:: SHORT EXERCISE ::
Make an exact copy of all the records.

......

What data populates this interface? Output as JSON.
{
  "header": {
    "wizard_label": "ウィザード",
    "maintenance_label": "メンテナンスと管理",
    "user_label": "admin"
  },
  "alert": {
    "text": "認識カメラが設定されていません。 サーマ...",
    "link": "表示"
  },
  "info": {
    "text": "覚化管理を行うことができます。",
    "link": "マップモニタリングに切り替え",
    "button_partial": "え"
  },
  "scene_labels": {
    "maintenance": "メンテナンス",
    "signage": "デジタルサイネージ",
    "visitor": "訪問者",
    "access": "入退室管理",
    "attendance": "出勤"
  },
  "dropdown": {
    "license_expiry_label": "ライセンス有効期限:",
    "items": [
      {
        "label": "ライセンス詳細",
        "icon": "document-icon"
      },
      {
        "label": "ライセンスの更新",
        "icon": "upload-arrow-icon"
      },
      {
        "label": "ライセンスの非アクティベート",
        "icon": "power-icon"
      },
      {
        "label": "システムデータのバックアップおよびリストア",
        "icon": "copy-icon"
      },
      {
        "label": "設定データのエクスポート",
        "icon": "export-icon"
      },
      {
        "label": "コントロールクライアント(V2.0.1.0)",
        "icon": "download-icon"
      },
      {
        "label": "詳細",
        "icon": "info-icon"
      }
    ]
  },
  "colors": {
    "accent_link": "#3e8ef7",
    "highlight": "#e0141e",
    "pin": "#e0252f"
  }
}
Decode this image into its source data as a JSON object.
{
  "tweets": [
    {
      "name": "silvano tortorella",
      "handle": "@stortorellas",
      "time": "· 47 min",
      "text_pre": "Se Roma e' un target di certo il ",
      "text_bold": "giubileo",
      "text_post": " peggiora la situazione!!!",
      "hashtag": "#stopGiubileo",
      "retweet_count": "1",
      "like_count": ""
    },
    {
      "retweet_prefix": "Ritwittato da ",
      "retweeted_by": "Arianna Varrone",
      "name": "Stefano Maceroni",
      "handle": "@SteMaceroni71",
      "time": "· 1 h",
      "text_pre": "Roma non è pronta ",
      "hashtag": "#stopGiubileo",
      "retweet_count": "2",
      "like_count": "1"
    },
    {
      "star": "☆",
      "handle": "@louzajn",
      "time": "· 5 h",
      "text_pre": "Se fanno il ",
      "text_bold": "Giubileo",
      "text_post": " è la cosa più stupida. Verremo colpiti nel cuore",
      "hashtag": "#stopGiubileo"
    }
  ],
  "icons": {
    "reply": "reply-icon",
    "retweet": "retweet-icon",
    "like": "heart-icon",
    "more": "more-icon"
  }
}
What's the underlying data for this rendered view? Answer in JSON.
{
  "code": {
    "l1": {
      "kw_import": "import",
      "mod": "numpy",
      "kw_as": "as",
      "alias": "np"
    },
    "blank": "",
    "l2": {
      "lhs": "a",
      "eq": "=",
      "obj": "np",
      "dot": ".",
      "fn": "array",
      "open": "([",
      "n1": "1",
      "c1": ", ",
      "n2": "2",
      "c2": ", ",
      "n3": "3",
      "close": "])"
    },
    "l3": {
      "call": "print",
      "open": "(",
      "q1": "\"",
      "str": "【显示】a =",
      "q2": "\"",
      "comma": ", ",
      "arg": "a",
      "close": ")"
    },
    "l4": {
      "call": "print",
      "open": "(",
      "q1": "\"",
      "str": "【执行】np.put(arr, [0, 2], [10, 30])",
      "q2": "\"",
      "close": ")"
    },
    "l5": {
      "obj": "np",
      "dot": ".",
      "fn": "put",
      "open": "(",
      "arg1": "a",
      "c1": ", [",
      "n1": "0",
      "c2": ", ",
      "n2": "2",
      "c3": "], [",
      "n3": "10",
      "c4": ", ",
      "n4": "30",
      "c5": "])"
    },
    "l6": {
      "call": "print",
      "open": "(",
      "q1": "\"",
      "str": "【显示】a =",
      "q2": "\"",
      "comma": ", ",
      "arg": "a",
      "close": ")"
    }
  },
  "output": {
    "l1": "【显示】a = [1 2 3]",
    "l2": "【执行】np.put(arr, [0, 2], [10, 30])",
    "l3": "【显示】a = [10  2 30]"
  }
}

......

:: RESULT FOR THIS TASK ::
What data populates this interface? Output as JSON.
{
  "header": {
    "wizard_label": "ウィザード",
    "maintenance_label": "メンテナンスと管理",
    "user_label": "admin"
  },
  "alert": {
    "text": "認識カメラが設定されていません。 サーマ...",
    "link": "表示"
  },
  "info": {
    "text": "覚化管理を行うことができます。",
    "link": "マップモニタリングに切り替え",
    "button_partial": "え"
  },
  "scene_labels": {
    "maintenance": "メンテナンス",
    "signage": "デジタルサイネージ",
    "visitor": "訪問者",
    "access": "入退室管理",
    "attendance": "出勤"
  },
  "dropdown": {
    "license_expiry_label": "ライセンス有効期限:",
    "items": [
      {
        "label": "ライセンス詳細",
        "icon": "document-icon"
      },
      {
        "label": "ライセンスの更新",
        "icon": "upload-arrow-icon"
      },
      {
        "label": "ライセンスの非アクティベート",
        "icon": "power-icon"
      },
      {
        "label": "システムデータのバックアップおよびリストア",
        "icon": "copy-icon"
      },
      {
        "label": "設定データのエクスポート",
        "icon": "export-icon"
      },
      {
        "label": "コントロールクライアント(V2.0.1.0)",
        "icon": "download-icon"
      },
      {
        "label": "詳細",
        "icon": "info-icon"
      }
    ]
  },
  "colors": {
    "accent_link": "#3e8ef7",
    "highlight": "#e0141e",
    "pin": "#e0252f"
  }
}
Decode this image into its source data as a JSON object.
{
  "tweets": [
    {
      "name": "silvano tortorella",
      "handle": "@stortorellas",
      "time": "· 47 min",
      "text_pre": "Se Roma e' un target di certo il ",
      "text_bold": "giubileo",
      "text_post": " peggiora la situazione!!!",
      "hashtag": "#stopGiubileo",
      "retweet_count": "1",
      "like_count": ""
    },
    {
      "retweet_prefix": "Ritwittato da ",
      "retweeted_by": "Arianna Varrone",
      "name": "Stefano Maceroni",
      "handle": "@SteMaceroni71",
      "time": "· 1 h",
      "text_pre": "Roma non è pronta ",
      "hashtag": "#stopGiubileo",
      "retweet_count": "2",
      "like_count": "1"
    },
    {
      "star": "☆",
      "handle": "@louzajn",
      "time": "· 5 h",
      "text_pre": "Se fanno il ",
      "text_bold": "Giubileo",
      "text_post": " è la cosa più stupida. Verremo colpiti nel cuore",
      "hashtag": "#stopGiubileo"
    }
  ],
  "icons": {
    "reply": "reply-icon",
    "retweet": "retweet-icon",
    "like": "heart-icon",
    "more": "more-icon"
  }
}
What's the underlying data for this rendered view? Answer in JSON.
{
  "code": {
    "l1": {
      "kw_import": "import",
      "mod": "numpy",
      "kw_as": "as",
      "alias": "np"
    },
    "blank": "",
    "l2": {
      "lhs": "a",
      "eq": "=",
      "obj": "np",
      "dot": ".",
      "fn": "array",
      "open": "([",
      "n1": "1",
      "c1": ", ",
      "n2": "2",
      "c2": ", ",
      "n3": "3",
      "close": "])"
    },
    "l3": {
      "call": "print",
      "open": "(",
      "q1": "\"",
      "str": "【显示】a =",
      "q2": "\"",
      "comma": ", ",
      "arg": "a",
      "close": ")"
    },
    "l4": {
      "call": "print",
      "open": "(",
      "q1": "\"",
      "str": "【执行】np.put(arr, [0, 2], [10, 30])",
      "q2": "\"",
      "close": ")"
    },
    "l5": {
      "obj": "np",
      "dot": ".",
      "fn": "put",
      "open": "(",
      "arg1": "a",
      "c1": ", [",
      "n1": "0",
      "c2": ", ",
      "n2": "2",
      "c3": "], [",
      "n3": "10",
      "c4": ", ",
      "n4": "30",
      "c5": "])"
    },
    "l6": {
      "call": "print",
      "open": "(",
      "q1": "\"",
      "str": "【显示】a =",
      "q2": "\"",
      "comma": ", ",
      "arg": "a",
      "close": ")"
    }
  },
  "output": {
    "l1": "【显示】a = [1 2 3]",
    "l2": "【执行】np.put(arr, [0, 2], [10, 30])",
    "l3": "【显示】a = [10  2 30]"
  }
}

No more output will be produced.